Aim:
Drop all images and give the records again exactly.

Dataset records on visual material:
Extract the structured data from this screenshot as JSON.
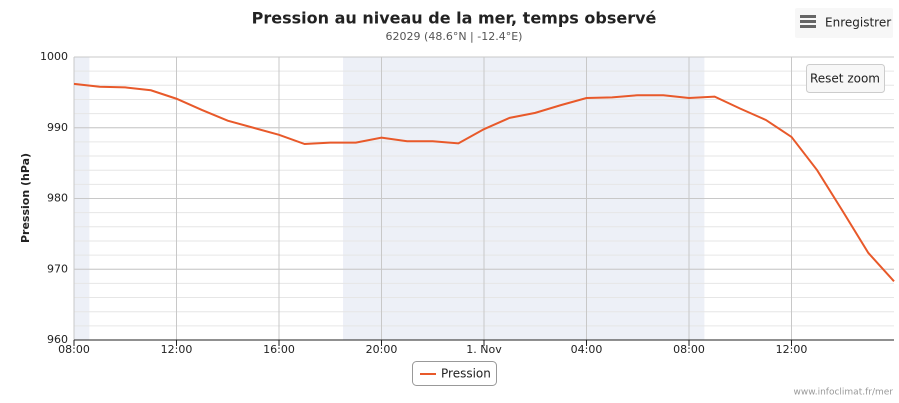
{
  "chart_data": {
    "type": "line",
    "title": "Pression au niveau de la mer, temps observé",
    "subtitle": "62029 (48.6°N | -12.4°E)",
    "y_label": "Pression (hPa)",
    "credit": "www.infoclimat.fr/mer",
    "buttons": {
      "export": "Enregistrer",
      "reset": "Reset zoom"
    },
    "x": [
      0,
      1,
      2,
      3,
      4,
      5,
      6,
      7,
      8,
      9,
      10,
      11,
      12,
      13,
      14,
      15,
      16,
      17,
      18,
      19,
      20,
      21,
      22,
      23,
      24,
      25,
      26,
      27,
      28,
      29,
      30,
      31,
      32
    ],
    "series": [
      {
        "name": "Pression",
        "color": "#e8592a",
        "values": [
          996.2,
          995.8,
          995.7,
          995.3,
          994.1,
          992.5,
          991.0,
          990.0,
          989.0,
          987.7,
          987.9,
          987.9,
          988.6,
          988.1,
          988.1,
          987.8,
          989.8,
          991.4,
          992.1,
          993.2,
          994.2,
          994.3,
          994.6,
          994.6,
          994.2,
          994.4,
          992.7,
          991.1,
          988.7,
          984.0,
          978.2,
          972.3,
          968.3
        ]
      }
    ],
    "xlim": [
      0,
      32
    ],
    "xticks": [
      {
        "value": 0,
        "label": "08:00"
      },
      {
        "value": 4,
        "label": "12:00"
      },
      {
        "value": 8,
        "label": "16:00"
      },
      {
        "value": 12,
        "label": "20:00"
      },
      {
        "value": 16,
        "label": "1. Nov"
      },
      {
        "value": 20,
        "label": "04:00"
      },
      {
        "value": 24,
        "label": "08:00"
      },
      {
        "value": 28,
        "label": "12:00"
      }
    ],
    "ylim": [
      960,
      1000
    ],
    "yticks": [
      960,
      970,
      980,
      990,
      1000
    ],
    "minor_grid_step": 2,
    "bands": [
      [
        0,
        0.6
      ],
      [
        10.5,
        24.6
      ]
    ],
    "band_color": "#edf0f7",
    "grid": true
  }
}
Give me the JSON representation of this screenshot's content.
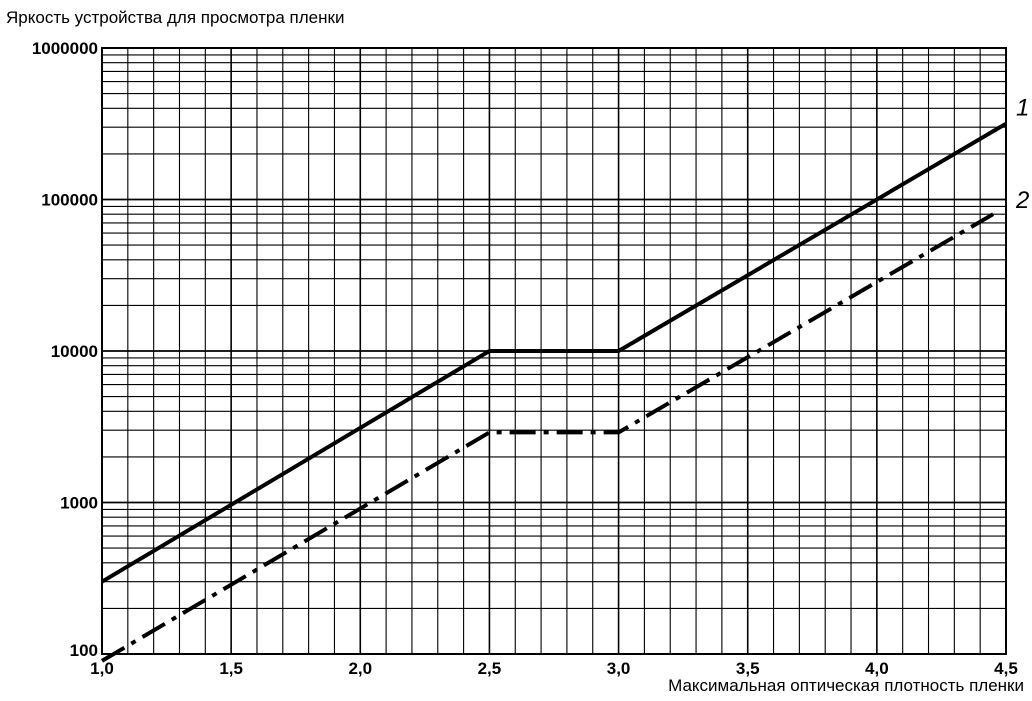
{
  "chart_data": {
    "type": "line",
    "ylabel": "Яркость устройства для просмотра пленки",
    "xlabel": "Максимальная оптическая плотность пленки",
    "y_scale": "log",
    "ylim": [
      100,
      1000000
    ],
    "xlim": [
      1.0,
      4.5
    ],
    "x_tick_labels": [
      "1,0",
      "1,5",
      "2,0",
      "2,5",
      "3,0",
      "3,5",
      "4,0",
      "4,5"
    ],
    "y_tick_labels": [
      "100",
      "1000",
      "10000",
      "100000",
      "1000000"
    ],
    "grid": true,
    "series": [
      {
        "name": "1",
        "style": "solid",
        "points": [
          [
            1.0,
            300
          ],
          [
            2.5,
            10000
          ],
          [
            3.0,
            10000
          ],
          [
            4.5,
            316228
          ]
        ]
      },
      {
        "name": "2",
        "style": "dash-dot",
        "points": [
          [
            1.0,
            90
          ],
          [
            2.5,
            2900
          ],
          [
            3.0,
            2900
          ],
          [
            4.45,
            80000
          ]
        ]
      }
    ]
  }
}
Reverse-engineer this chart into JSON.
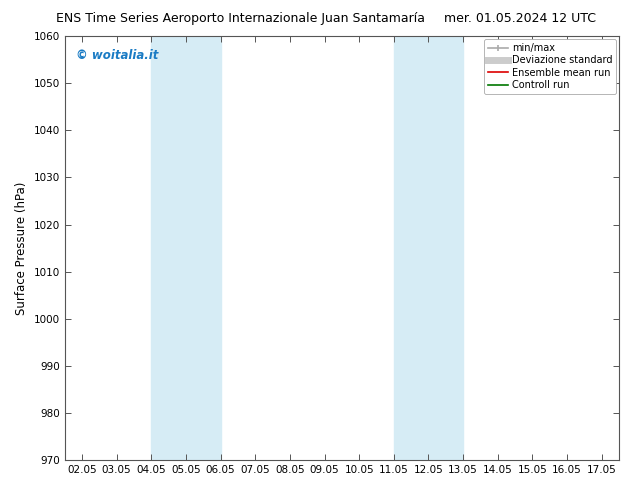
{
  "title_left": "ENS Time Series Aeroporto Internazionale Juan Santamaría",
  "title_right": "mer. 01.05.2024 12 UTC",
  "ylabel": "Surface Pressure (hPa)",
  "ylim": [
    970,
    1060
  ],
  "yticks": [
    970,
    980,
    990,
    1000,
    1010,
    1020,
    1030,
    1040,
    1050,
    1060
  ],
  "xlim": [
    0,
    15
  ],
  "xtick_labels": [
    "02.05",
    "03.05",
    "04.05",
    "05.05",
    "06.05",
    "07.05",
    "08.05",
    "09.05",
    "10.05",
    "11.05",
    "12.05",
    "13.05",
    "14.05",
    "15.05",
    "16.05",
    "17.05"
  ],
  "xtick_positions": [
    0,
    1,
    2,
    3,
    4,
    5,
    6,
    7,
    8,
    9,
    10,
    11,
    12,
    13,
    14,
    15
  ],
  "bg_color": "#ffffff",
  "plot_bg_color": "#ffffff",
  "shaded_bands": [
    {
      "x_start": 2,
      "x_end": 4
    },
    {
      "x_start": 9,
      "x_end": 11
    }
  ],
  "shade_color": "#d6ecf5",
  "watermark_text": "© woitalia.it",
  "watermark_color": "#1a7bc4",
  "legend_items": [
    {
      "label": "min/max",
      "color": "#aaaaaa",
      "lw": 1.2,
      "style": "-"
    },
    {
      "label": "Deviazione standard",
      "color": "#cccccc",
      "lw": 5,
      "style": "-"
    },
    {
      "label": "Ensemble mean run",
      "color": "#dd0000",
      "lw": 1.2,
      "style": "-"
    },
    {
      "label": "Controll run",
      "color": "#007700",
      "lw": 1.2,
      "style": "-"
    }
  ],
  "title_fontsize": 9,
  "tick_fontsize": 7.5,
  "ylabel_fontsize": 8.5
}
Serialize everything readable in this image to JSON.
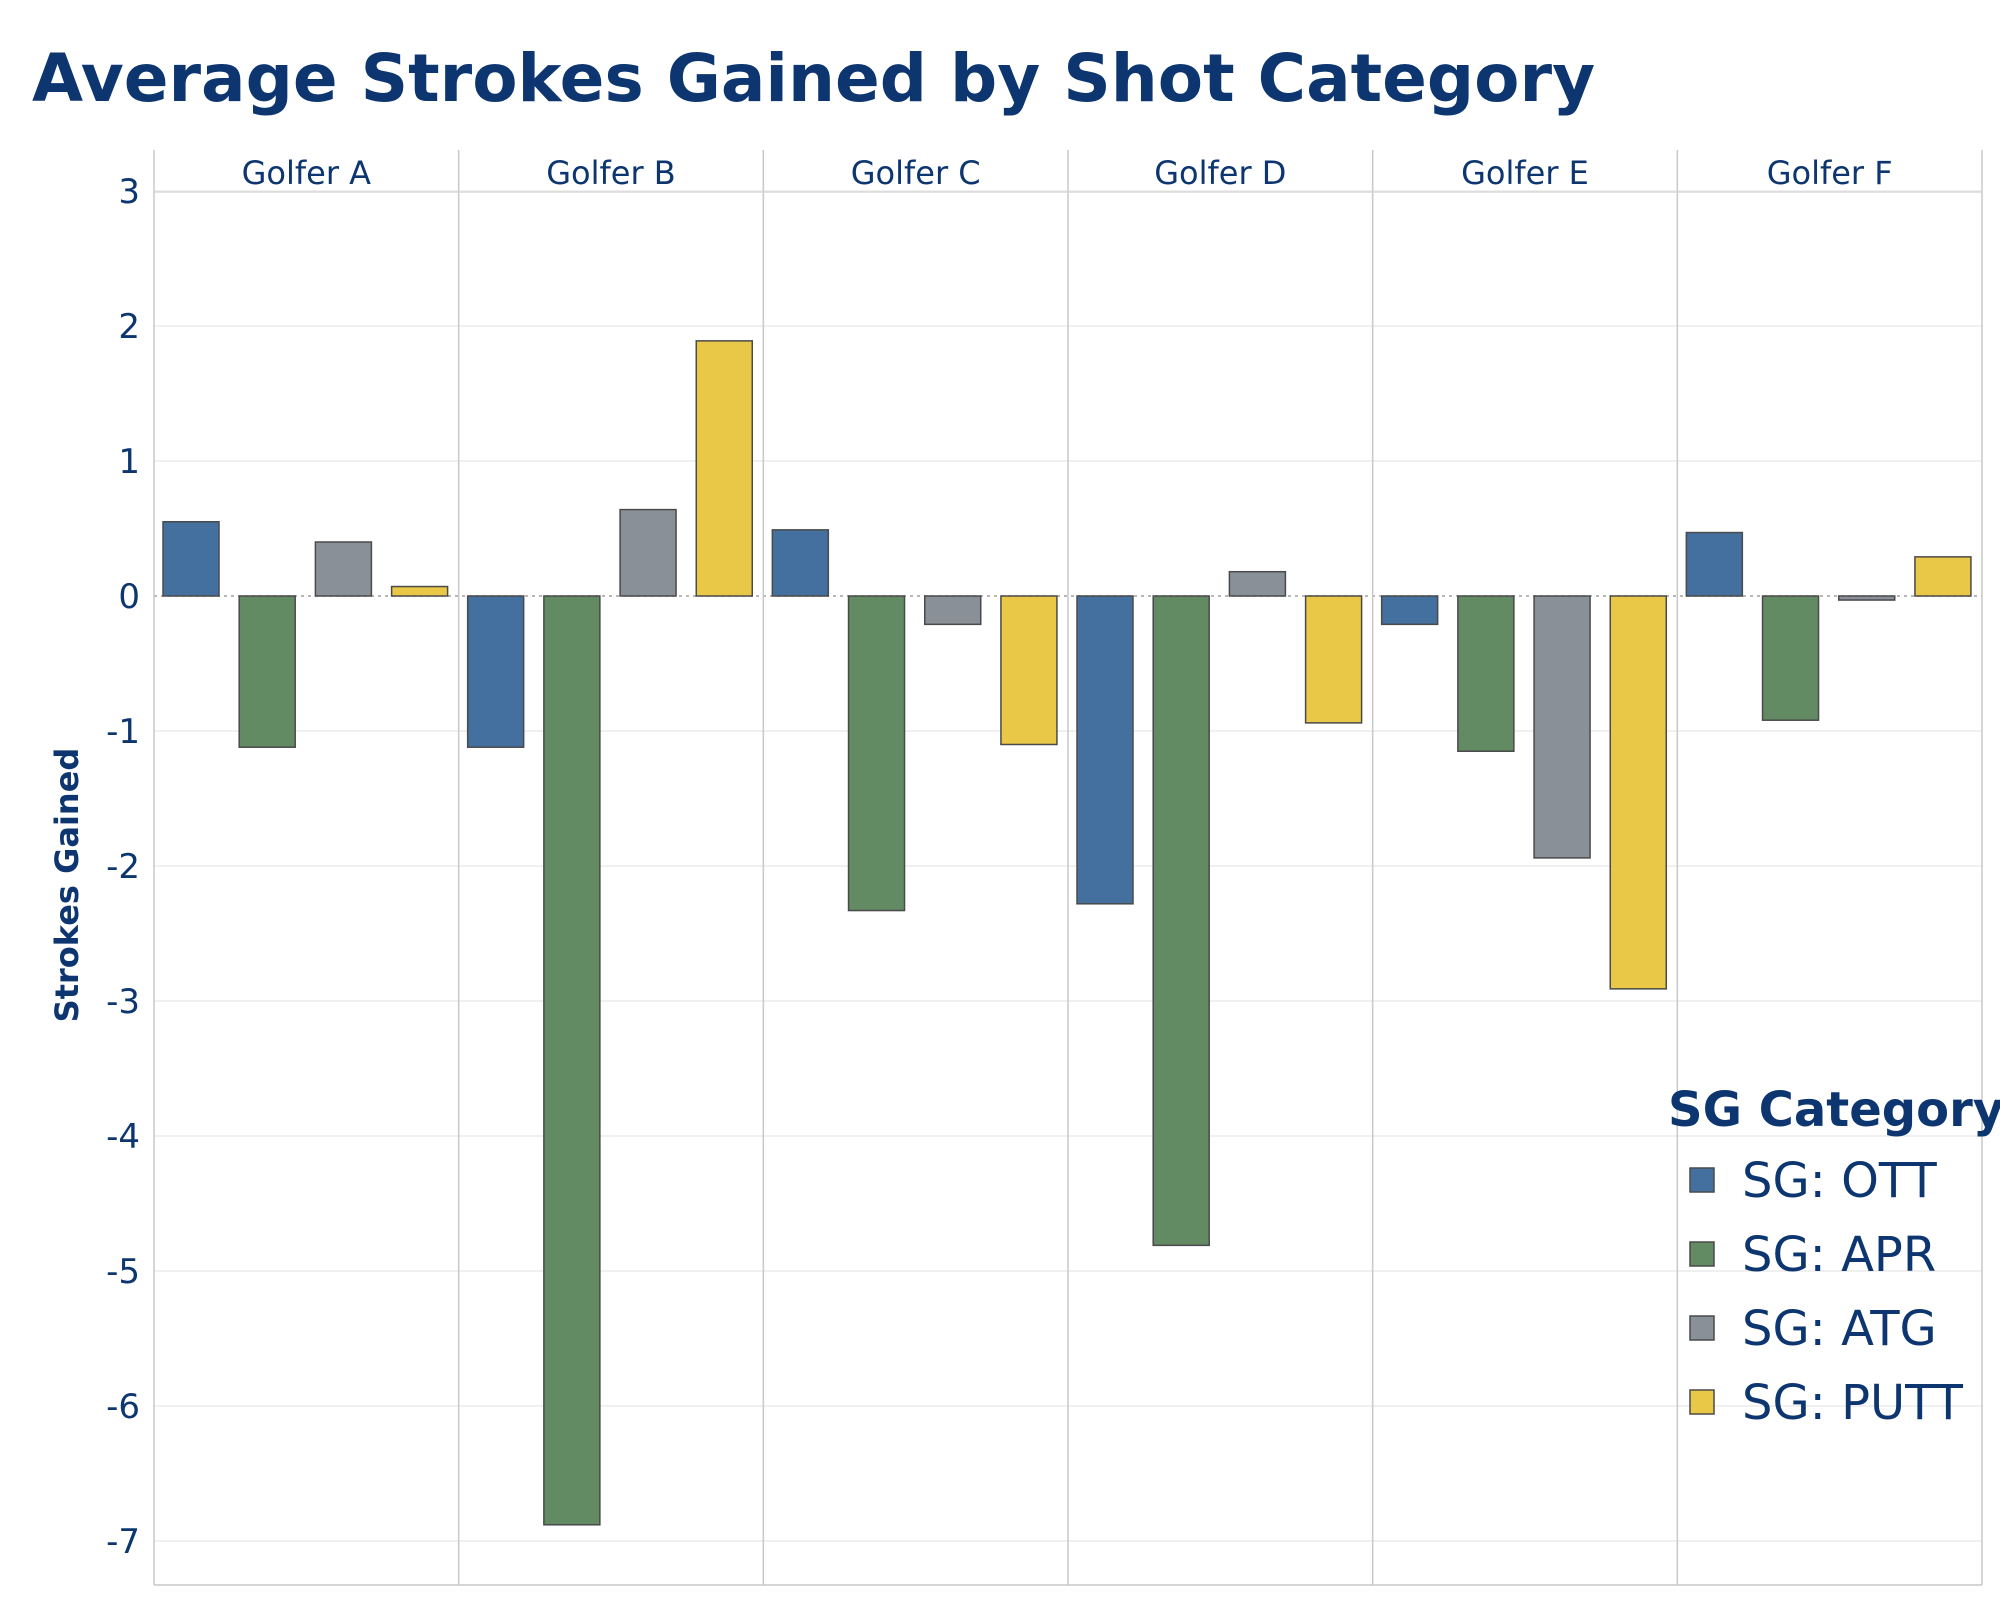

Exercise result:
Extract the structured data from this screenshot as JSON.
{
  "chart_data": {
    "type": "line",
    "title": "Pression au niveau de la mer, temps observé",
    "subtitle": "62029 (48.6°N | -12.4°E)",
    "y_label": "Pression (hPa)",
    "credit": "www.infoclimat.fr/mer",
    "buttons": {
      "export": "Enregistrer",
      "reset": "Reset zoom"
    },
    "x": [
      0,
      1,
      2,
      3,
      4,
      5,
      6,
      7,
      8,
      9,
      10,
      11,
      12,
      13,
      14,
      15,
      16,
      17,
      18,
      19,
      20,
      21,
      22,
      23,
      24,
      25,
      26,
      27,
      28,
      29,
      30,
      31,
      32
    ],
    "series": [
      {
        "name": "Pression",
        "color": "#e8592a",
        "values": [
          996.2,
          995.8,
          995.7,
          995.3,
          994.1,
          992.5,
          991.0,
          990.0,
          989.0,
          987.7,
          987.9,
          987.9,
          988.6,
          988.1,
          988.1,
          987.8,
          989.8,
          991.4,
          992.1,
          993.2,
          994.2,
          994.3,
          994.6,
          994.6,
          994.2,
          994.4,
          992.7,
          991.1,
          988.7,
          984.0,
          978.2,
          972.3,
          968.3
        ]
      }
    ],
    "xlim": [
      0,
      32
    ],
    "xticks": [
      {
        "value": 0,
        "label": "08:00"
      },
      {
        "value": 4,
        "label": "12:00"
      },
      {
        "value": 8,
        "label": "16:00"
      },
      {
        "value": 12,
        "label": "20:00"
      },
      {
        "value": 16,
        "label": "1. Nov"
      },
      {
        "value": 20,
        "label": "04:00"
      },
      {
        "value": 24,
        "label": "08:00"
      },
      {
        "value": 28,
        "label": "12:00"
      }
    ],
    "ylim": [
      960,
      1000
    ],
    "yticks": [
      960,
      970,
      980,
      990,
      1000
    ],
    "minor_grid_step": 2,
    "bands": [
      [
        0,
        0.6
      ],
      [
        10.5,
        24.6
      ]
    ],
    "band_color": "#edf0f7",
    "grid": true
  }
}
Give me the JSON representation of this screenshot's content.
{
  "chart_data": {
    "type": "line",
    "ylabel": "Яркость устройства для просмотра пленки",
    "xlabel": "Максимальная оптическая плотность пленки",
    "y_scale": "log",
    "ylim": [
      100,
      1000000
    ],
    "xlim": [
      1.0,
      4.5
    ],
    "x_tick_labels": [
      "1,0",
      "1,5",
      "2,0",
      "2,5",
      "3,0",
      "3,5",
      "4,0",
      "4,5"
    ],
    "y_tick_labels": [
      "100",
      "1000",
      "10000",
      "100000",
      "1000000"
    ],
    "grid": true,
    "series": [
      {
        "name": "1",
        "style": "solid",
        "points": [
          [
            1.0,
            300
          ],
          [
            2.5,
            10000
          ],
          [
            3.0,
            10000
          ],
          [
            4.5,
            316228
          ]
        ]
      },
      {
        "name": "2",
        "style": "dash-dot",
        "points": [
          [
            1.0,
            90
          ],
          [
            2.5,
            2900
          ],
          [
            3.0,
            2900
          ],
          [
            4.45,
            80000
          ]
        ]
      }
    ]
  }
}
Reverse-engineer this chart into JSON.
{
  "title_left": "ENS Time Series Aeroporto Internazionale Juan Santamaría",
  "title_right": "mer. 01.05.2024 12 UTC",
  "ylabel": "Surface Pressure (hPa)",
  "ylim": [
    970,
    1060
  ],
  "yticks": [
    970,
    980,
    990,
    1000,
    1010,
    1020,
    1030,
    1040,
    1050,
    1060
  ],
  "xlim": [
    0,
    15
  ],
  "xtick_labels": [
    "02.05",
    "03.05",
    "04.05",
    "05.05",
    "06.05",
    "07.05",
    "08.05",
    "09.05",
    "10.05",
    "11.05",
    "12.05",
    "13.05",
    "14.05",
    "15.05",
    "16.05",
    "17.05"
  ],
  "xtick_positions": [
    0,
    1,
    2,
    3,
    4,
    5,
    6,
    7,
    8,
    9,
    10,
    11,
    12,
    13,
    14,
    15
  ],
  "bg_color": "#ffffff",
  "plot_bg_color": "#ffffff",
  "shaded_bands": [
    {
      "x_start": 2,
      "x_end": 4
    },
    {
      "x_start": 9,
      "x_end": 11
    }
  ],
  "shade_color": "#d6ecf5",
  "watermark_text": "© woitalia.it",
  "watermark_color": "#1a7bc4",
  "legend_items": [
    {
      "label": "min/max",
      "color": "#aaaaaa",
      "lw": 1.2,
      "style": "-"
    },
    {
      "label": "Deviazione standard",
      "color": "#cccccc",
      "lw": 5,
      "style": "-"
    },
    {
      "label": "Ensemble mean run",
      "color": "#dd0000",
      "lw": 1.2,
      "style": "-"
    },
    {
      "label": "Controll run",
      "color": "#007700",
      "lw": 1.2,
      "style": "-"
    }
  ],
  "title_fontsize": 9,
  "tick_fontsize": 7.5,
  "ylabel_fontsize": 8.5
}
Serialize everything readable in this image to JSON.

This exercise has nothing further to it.